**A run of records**
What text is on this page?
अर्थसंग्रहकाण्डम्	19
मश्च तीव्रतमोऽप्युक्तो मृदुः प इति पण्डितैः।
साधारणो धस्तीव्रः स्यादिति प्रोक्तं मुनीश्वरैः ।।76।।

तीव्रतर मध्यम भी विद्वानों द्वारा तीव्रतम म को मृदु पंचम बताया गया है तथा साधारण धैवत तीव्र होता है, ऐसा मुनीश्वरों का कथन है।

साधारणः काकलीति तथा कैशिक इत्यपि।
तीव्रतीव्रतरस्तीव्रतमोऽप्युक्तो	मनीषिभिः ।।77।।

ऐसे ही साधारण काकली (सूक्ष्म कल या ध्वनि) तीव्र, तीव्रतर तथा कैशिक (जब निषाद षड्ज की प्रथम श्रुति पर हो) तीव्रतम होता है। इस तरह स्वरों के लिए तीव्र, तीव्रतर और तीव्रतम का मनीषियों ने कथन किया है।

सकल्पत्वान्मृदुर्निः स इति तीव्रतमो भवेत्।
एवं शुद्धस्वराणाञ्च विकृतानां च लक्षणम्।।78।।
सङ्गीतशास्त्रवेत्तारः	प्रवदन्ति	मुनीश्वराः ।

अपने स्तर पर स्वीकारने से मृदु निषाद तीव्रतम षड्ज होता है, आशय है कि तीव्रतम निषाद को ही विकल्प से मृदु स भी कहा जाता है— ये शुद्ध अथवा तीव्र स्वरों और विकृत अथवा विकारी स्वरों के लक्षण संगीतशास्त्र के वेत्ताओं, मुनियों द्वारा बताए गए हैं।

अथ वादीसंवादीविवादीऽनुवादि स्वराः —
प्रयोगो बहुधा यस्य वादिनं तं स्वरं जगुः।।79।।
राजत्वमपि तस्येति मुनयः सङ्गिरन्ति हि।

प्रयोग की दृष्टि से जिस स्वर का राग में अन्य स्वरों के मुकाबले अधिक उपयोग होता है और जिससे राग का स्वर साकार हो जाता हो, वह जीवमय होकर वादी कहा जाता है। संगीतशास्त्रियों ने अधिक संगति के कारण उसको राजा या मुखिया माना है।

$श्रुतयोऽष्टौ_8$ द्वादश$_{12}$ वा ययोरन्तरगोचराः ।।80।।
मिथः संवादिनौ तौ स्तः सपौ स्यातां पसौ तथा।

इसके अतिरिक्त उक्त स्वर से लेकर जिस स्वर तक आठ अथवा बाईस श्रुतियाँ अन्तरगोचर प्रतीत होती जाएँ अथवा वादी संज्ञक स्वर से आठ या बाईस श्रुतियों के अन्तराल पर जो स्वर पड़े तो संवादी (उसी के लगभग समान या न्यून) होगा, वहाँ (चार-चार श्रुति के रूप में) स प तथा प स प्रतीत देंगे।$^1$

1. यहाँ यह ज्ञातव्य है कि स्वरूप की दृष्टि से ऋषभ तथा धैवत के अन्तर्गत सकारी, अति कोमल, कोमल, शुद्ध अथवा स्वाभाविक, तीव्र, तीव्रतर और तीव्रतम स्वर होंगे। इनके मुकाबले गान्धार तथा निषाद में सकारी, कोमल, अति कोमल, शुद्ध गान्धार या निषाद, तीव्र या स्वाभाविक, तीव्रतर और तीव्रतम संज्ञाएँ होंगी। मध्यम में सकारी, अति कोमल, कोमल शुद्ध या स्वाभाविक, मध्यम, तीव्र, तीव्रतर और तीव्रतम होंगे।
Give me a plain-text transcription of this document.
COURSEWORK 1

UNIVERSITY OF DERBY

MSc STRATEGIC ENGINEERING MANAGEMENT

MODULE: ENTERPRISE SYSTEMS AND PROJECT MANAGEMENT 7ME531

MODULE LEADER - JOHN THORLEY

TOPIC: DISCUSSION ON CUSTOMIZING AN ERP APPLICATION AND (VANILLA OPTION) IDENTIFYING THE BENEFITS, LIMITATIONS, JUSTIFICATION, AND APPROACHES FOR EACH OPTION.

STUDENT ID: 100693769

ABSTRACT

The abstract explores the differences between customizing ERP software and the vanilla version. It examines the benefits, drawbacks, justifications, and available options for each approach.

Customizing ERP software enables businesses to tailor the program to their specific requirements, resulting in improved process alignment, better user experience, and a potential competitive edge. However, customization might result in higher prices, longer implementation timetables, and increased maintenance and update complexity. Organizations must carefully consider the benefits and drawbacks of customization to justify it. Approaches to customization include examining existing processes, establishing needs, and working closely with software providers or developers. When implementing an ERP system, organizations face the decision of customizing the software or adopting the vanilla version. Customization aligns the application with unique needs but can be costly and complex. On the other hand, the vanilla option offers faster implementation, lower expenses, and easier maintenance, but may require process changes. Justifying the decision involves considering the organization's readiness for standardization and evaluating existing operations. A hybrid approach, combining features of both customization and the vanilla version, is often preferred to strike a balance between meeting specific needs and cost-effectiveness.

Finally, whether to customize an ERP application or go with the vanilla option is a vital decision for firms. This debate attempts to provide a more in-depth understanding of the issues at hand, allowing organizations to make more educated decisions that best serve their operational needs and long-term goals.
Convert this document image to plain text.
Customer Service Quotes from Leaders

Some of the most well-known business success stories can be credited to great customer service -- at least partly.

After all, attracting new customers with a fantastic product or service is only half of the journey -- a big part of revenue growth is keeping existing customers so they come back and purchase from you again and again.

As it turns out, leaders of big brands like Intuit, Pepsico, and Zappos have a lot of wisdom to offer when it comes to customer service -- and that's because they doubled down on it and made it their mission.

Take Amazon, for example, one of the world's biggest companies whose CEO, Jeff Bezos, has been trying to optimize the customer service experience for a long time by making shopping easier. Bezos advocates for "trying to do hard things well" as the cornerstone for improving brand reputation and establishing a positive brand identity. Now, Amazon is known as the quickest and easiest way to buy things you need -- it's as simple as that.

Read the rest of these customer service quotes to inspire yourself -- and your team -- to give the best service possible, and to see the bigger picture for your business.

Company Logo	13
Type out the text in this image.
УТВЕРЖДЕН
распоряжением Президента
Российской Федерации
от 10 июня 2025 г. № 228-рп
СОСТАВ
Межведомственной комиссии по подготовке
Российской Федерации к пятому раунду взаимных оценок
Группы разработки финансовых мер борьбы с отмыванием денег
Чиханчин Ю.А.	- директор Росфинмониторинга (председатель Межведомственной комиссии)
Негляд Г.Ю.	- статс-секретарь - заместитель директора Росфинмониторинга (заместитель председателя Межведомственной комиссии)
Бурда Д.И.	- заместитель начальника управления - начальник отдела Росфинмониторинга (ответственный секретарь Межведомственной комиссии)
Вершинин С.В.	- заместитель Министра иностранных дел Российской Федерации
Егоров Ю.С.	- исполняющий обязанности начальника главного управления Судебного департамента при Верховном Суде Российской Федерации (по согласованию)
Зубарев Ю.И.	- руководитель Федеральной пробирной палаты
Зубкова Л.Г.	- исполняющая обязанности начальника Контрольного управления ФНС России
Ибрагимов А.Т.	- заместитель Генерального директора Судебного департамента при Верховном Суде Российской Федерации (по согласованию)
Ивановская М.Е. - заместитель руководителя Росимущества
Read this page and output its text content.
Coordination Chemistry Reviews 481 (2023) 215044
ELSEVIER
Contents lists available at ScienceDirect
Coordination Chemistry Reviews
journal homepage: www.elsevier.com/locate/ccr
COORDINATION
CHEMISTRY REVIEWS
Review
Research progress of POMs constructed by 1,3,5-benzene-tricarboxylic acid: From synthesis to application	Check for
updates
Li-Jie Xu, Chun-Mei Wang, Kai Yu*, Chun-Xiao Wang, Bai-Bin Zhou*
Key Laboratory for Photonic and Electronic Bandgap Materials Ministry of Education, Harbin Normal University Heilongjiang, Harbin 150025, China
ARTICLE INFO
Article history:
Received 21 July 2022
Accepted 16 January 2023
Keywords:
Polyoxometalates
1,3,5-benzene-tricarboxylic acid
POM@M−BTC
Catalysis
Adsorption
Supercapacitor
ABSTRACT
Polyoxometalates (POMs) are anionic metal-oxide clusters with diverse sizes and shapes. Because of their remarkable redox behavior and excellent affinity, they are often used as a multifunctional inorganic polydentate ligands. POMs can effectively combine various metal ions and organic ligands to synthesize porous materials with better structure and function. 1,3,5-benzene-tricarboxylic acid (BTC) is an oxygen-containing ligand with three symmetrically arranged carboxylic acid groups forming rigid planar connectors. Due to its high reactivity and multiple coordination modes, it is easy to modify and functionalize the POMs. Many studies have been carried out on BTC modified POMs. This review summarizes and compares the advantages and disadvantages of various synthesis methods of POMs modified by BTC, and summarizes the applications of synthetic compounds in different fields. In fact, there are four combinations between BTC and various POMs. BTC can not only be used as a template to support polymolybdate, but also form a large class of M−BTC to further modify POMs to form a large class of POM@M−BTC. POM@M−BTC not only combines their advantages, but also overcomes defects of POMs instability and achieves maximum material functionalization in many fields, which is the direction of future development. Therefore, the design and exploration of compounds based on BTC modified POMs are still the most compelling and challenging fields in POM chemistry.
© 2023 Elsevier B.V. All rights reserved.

**Task description**
Lines of the material that contain the word "Федерации" are to be gathered.

**Exercise result**
Российской Федерации
Российской Федерации к пятому раунду взаимных оценок
Вершинин С.В.	- заместитель Министра иностранных дел Российской Федерации
Егоров Ю.С.	- исполняющий обязанности начальника главного управления Судебного департамента при Верховном Суде Российской Федерации (по согласованию)
Ибрагимов А.Т.	- заместитель Генерального директора Судебного департамента при Верховном Суде Российской Федерации (по согласованию)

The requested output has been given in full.